WHAT THE TASK ASKS: Find the number of lines in these records where the word "operation" appears. Reply with that number and nothing more.

DATASET:

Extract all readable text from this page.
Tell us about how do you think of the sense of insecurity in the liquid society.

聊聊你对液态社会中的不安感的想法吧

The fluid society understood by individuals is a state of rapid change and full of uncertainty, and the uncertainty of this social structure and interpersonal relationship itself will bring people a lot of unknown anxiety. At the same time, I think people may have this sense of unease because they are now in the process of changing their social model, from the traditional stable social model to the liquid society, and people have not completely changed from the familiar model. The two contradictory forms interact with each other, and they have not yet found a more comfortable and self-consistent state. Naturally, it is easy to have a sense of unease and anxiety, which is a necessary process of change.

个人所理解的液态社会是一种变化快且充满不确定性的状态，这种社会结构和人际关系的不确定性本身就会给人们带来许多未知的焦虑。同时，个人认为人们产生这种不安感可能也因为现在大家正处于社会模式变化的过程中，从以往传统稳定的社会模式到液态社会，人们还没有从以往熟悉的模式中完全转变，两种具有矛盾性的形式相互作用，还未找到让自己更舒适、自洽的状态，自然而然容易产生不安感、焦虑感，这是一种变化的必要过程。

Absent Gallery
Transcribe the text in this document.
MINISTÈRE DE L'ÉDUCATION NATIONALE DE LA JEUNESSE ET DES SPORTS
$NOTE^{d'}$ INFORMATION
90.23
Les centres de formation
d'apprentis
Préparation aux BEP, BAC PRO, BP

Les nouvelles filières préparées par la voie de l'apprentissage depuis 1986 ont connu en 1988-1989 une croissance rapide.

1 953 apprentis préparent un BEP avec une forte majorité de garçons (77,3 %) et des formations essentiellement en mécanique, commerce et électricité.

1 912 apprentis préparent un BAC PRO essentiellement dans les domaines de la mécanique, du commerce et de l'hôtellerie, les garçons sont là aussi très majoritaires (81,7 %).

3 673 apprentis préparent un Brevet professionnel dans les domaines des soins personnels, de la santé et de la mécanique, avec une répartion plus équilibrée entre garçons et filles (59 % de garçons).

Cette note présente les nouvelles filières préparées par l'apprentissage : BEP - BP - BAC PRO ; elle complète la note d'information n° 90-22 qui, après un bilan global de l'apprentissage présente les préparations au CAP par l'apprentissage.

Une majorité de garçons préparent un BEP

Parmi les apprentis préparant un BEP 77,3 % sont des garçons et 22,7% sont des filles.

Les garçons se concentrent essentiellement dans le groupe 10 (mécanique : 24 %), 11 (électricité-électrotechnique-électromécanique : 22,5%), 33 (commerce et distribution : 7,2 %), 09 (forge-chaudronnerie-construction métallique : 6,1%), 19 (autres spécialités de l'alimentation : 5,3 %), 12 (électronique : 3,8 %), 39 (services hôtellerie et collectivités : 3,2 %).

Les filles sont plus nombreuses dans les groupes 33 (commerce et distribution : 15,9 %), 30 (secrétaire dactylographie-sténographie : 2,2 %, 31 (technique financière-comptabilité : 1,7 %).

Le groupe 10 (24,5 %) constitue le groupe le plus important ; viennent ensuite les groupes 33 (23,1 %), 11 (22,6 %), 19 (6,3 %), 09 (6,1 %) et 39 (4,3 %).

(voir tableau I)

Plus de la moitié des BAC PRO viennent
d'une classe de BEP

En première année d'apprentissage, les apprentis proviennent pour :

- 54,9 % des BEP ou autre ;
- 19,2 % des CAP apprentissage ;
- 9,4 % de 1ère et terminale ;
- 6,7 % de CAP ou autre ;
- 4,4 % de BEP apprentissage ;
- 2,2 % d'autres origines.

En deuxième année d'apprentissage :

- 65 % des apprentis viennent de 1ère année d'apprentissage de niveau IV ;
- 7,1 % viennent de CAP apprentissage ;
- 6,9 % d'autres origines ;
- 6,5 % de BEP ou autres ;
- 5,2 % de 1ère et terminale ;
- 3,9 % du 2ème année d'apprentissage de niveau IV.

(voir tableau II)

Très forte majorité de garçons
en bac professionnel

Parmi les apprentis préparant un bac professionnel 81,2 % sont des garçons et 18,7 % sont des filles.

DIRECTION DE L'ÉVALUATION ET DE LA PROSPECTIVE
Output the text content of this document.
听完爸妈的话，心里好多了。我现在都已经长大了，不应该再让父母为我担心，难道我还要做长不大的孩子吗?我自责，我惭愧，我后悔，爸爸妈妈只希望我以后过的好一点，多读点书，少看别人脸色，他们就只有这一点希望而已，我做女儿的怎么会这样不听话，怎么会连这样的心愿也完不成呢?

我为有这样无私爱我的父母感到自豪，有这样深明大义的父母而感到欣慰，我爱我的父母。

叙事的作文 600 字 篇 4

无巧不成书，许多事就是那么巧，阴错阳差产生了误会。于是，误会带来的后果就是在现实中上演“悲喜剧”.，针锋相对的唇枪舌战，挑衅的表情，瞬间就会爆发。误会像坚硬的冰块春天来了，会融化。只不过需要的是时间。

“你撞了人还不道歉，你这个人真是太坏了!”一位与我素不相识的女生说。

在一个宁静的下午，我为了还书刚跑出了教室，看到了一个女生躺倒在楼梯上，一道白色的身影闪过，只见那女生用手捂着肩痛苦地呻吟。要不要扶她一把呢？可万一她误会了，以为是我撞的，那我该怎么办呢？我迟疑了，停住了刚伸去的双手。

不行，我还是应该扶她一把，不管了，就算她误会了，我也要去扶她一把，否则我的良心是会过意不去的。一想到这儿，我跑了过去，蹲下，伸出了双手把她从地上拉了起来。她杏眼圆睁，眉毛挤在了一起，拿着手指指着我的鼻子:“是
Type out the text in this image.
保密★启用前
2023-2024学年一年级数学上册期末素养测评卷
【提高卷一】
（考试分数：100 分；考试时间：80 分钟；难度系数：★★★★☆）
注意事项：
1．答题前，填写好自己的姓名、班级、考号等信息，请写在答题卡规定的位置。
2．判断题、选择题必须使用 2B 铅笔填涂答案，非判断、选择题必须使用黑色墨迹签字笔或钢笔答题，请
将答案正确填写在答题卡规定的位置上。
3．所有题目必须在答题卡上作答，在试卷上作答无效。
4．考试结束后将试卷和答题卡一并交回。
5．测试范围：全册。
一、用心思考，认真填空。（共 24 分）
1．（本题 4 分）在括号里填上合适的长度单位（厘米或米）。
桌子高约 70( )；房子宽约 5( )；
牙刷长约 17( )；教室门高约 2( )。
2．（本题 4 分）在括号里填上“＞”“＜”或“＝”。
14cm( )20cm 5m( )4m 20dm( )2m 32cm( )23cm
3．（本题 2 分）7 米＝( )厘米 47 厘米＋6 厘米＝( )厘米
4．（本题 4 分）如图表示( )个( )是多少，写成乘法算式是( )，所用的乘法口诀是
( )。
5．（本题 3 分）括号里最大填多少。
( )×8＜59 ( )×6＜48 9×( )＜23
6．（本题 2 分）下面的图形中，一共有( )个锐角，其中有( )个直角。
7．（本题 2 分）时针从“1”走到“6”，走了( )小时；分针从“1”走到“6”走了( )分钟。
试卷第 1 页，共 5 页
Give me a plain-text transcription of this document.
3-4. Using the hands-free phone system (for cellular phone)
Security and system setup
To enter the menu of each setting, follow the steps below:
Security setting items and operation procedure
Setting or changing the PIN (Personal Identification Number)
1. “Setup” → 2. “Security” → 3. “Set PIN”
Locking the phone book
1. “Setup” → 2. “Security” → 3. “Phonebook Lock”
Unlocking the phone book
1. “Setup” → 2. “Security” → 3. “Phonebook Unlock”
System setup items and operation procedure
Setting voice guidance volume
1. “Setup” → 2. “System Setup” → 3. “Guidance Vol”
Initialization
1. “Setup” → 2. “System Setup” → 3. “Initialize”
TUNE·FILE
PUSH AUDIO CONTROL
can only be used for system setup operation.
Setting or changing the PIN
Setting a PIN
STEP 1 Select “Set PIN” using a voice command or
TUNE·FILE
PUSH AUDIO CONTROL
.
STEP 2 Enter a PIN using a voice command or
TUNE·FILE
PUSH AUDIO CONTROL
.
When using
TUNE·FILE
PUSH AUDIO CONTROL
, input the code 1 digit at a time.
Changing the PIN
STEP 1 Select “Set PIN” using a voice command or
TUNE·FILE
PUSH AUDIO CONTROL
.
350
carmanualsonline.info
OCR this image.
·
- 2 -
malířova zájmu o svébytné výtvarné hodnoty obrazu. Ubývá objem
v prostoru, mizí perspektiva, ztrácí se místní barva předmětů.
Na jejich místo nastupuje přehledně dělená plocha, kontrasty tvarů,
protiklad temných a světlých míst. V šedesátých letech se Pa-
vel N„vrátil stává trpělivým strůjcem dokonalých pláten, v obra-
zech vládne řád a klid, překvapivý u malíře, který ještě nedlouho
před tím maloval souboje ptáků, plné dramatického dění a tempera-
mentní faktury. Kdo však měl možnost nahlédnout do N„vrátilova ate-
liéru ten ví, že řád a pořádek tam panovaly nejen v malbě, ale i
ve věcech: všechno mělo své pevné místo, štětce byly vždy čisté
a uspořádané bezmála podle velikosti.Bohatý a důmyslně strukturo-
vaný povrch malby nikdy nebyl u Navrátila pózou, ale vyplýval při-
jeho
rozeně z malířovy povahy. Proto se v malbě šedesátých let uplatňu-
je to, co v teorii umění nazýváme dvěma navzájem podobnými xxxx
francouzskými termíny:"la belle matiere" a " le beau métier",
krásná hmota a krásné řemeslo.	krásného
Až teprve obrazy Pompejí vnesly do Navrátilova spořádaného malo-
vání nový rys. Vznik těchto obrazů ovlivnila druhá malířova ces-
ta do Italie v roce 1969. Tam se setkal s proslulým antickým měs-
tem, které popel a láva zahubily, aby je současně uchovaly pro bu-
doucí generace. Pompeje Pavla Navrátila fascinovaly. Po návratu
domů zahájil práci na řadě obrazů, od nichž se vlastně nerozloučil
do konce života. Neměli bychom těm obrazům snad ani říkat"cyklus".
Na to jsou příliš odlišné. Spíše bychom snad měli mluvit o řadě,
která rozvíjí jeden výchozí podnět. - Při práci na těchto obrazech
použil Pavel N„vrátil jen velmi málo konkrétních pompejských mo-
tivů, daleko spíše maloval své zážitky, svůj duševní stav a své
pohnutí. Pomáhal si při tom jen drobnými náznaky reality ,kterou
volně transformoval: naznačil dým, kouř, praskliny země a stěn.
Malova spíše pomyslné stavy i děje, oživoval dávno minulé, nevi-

FINAL RESULT: 3